== What to do ==
Pull each line holding the word "that" from the data.

== Given information ==
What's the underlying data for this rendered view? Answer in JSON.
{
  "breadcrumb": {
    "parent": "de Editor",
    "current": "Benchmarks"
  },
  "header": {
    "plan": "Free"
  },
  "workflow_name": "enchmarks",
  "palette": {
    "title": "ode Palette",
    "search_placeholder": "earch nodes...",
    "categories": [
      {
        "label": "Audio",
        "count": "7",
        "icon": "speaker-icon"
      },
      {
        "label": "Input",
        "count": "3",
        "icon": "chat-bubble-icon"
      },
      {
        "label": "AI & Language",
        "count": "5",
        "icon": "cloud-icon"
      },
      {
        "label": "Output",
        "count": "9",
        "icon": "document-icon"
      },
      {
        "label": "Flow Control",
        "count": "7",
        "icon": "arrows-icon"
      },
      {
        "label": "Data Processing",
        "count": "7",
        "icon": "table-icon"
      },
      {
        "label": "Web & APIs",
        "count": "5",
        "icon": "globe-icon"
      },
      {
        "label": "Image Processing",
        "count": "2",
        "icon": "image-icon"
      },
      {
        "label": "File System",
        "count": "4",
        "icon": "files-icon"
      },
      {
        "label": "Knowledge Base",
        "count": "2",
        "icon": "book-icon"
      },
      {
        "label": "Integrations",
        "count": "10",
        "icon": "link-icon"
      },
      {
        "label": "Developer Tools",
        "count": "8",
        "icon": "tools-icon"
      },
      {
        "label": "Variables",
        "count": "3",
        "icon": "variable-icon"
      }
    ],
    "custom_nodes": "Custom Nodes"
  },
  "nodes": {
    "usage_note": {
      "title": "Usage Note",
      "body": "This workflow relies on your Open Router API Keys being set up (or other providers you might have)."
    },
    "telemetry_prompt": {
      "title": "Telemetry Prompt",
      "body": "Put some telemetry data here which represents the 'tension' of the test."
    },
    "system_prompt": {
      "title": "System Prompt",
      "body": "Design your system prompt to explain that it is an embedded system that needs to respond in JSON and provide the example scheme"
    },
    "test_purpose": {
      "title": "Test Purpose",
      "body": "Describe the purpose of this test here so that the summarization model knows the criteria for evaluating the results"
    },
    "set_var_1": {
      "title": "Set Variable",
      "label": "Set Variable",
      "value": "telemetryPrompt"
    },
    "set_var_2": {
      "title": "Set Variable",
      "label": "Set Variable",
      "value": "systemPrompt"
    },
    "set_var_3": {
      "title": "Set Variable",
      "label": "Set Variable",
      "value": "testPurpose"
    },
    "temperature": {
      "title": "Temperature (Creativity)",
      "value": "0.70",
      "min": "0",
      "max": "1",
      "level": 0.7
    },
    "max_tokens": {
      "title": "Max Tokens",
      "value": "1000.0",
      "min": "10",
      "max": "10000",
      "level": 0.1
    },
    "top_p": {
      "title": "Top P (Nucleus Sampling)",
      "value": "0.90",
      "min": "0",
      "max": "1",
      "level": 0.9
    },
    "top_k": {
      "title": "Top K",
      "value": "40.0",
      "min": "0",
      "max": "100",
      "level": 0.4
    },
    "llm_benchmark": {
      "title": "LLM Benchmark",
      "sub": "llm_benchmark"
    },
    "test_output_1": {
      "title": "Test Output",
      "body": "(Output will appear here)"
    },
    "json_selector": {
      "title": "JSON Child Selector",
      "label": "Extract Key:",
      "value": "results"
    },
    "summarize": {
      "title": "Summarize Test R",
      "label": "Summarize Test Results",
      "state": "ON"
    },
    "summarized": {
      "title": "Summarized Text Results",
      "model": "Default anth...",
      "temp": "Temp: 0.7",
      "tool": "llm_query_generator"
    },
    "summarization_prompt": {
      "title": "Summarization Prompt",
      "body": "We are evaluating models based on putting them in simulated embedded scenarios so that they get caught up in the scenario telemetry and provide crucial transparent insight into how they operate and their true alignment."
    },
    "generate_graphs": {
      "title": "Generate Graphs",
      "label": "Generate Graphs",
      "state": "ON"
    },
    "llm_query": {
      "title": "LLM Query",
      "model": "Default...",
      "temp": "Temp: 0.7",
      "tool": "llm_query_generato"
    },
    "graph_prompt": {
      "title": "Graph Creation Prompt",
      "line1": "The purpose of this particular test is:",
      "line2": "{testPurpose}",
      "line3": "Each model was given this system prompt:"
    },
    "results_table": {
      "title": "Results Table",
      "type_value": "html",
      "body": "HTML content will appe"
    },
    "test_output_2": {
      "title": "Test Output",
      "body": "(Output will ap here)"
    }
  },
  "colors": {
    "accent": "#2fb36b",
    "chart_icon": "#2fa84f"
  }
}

== Written response ==
      "body": "Design your system prompt to explain that it is an embedded system that needs to respond in JSON and provide the example scheme"
      "body": "Describe the purpose of this test here so that the summarization model knows the criteria for evaluating the results"
      "body": "We are evaluating models based on putting them in simulated embedded scenarios so that they get caught up in the scenario telemetry and provide crucial transparent insight into how they operate and their true alignment."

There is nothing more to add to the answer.